Exercise description = Scan the entries below and extract each line with the word "reducing" in it.

--------------------------------------------------

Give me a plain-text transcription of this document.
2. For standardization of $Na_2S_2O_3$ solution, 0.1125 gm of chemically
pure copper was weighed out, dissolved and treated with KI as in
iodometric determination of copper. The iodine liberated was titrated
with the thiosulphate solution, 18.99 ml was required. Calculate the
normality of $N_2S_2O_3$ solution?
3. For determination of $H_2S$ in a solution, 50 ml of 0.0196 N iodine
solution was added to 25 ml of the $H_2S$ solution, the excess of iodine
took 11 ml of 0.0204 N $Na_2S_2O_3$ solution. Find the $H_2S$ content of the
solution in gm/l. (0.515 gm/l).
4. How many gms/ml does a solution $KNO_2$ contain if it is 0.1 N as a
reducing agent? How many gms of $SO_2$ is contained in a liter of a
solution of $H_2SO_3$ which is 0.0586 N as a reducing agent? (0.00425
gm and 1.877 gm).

--------------------------------------------------

Written response =
reducing agent? How many gms of $SO_2$ is contained in a liter of a
solution of $H_2SO_3$ which is 0.0586 N as a reducing agent? (0.00425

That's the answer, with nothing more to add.